#### Given problem
Your task is to quote the material that follows, in full and exactly.

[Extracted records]
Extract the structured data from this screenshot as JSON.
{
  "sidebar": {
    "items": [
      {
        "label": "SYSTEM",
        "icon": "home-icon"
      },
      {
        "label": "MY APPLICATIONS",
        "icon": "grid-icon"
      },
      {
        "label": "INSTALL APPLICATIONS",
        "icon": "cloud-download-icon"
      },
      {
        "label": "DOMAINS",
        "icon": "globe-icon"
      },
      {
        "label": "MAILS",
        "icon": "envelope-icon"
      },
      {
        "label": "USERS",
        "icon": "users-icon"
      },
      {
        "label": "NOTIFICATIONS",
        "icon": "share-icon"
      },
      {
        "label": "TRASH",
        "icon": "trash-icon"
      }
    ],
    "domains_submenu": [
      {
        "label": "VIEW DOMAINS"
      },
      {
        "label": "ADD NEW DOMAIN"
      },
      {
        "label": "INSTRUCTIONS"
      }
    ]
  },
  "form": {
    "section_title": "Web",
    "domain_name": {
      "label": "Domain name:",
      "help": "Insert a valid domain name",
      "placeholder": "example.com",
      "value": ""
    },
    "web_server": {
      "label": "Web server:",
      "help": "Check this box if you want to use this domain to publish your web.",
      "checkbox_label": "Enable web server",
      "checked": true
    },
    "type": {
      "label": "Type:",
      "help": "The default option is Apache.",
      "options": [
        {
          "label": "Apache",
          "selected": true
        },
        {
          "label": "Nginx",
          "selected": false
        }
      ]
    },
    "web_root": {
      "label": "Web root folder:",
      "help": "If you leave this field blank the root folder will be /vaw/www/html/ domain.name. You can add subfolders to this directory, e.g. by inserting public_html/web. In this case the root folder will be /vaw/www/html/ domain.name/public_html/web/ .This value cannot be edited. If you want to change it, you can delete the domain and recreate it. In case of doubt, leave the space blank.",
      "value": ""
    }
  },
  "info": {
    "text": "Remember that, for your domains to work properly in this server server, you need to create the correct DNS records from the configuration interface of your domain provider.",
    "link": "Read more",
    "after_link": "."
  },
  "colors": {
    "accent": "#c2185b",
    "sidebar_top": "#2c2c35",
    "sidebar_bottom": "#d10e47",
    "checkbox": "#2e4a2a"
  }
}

#### Exercise answer
Extract the structured data from this screenshot as JSON.
{
  "sidebar": {
    "items": [
      {
        "label": "SYSTEM",
        "icon": "home-icon"
      },
      {
        "label": "MY APPLICATIONS",
        "icon": "grid-icon"
      },
      {
        "label": "INSTALL APPLICATIONS",
        "icon": "cloud-download-icon"
      },
      {
        "label": "DOMAINS",
        "icon": "globe-icon"
      },
      {
        "label": "MAILS",
        "icon": "envelope-icon"
      },
      {
        "label": "USERS",
        "icon": "users-icon"
      },
      {
        "label": "NOTIFICATIONS",
        "icon": "share-icon"
      },
      {
        "label": "TRASH",
        "icon": "trash-icon"
      }
    ],
    "domains_submenu": [
      {
        "label": "VIEW DOMAINS"
      },
      {
        "label": "ADD NEW DOMAIN"
      },
      {
        "label": "INSTRUCTIONS"
      }
    ]
  },
  "form": {
    "section_title": "Web",
    "domain_name": {
      "label": "Domain name:",
      "help": "Insert a valid domain name",
      "placeholder": "example.com",
      "value": ""
    },
    "web_server": {
      "label": "Web server:",
      "help": "Check this box if you want to use this domain to publish your web.",
      "checkbox_label": "Enable web server",
      "checked": true
    },
    "type": {
      "label": "Type:",
      "help": "The default option is Apache.",
      "options": [
        {
          "label": "Apache",
          "selected": true
        },
        {
          "label": "Nginx",
          "selected": false
        }
      ]
    },
    "web_root": {
      "label": "Web root folder:",
      "help": "If you leave this field blank the root folder will be /vaw/www/html/ domain.name. You can add subfolders to this directory, e.g. by inserting public_html/web. In this case the root folder will be /vaw/www/html/ domain.name/public_html/web/ .This value cannot be edited. If you want to change it, you can delete the domain and recreate it. In case of doubt, leave the space blank.",
      "value": ""
    }
  },
  "info": {
    "text": "Remember that, for your domains to work properly in this server server, you need to create the correct DNS records from the configuration interface of your domain provider.",
    "link": "Read more",
    "after_link": "."
  },
  "colors": {
    "accent": "#c2185b",
    "sidebar_top": "#2c2c35",
    "sidebar_bottom": "#d10e47",
    "checkbox": "#2e4a2a"
  }
}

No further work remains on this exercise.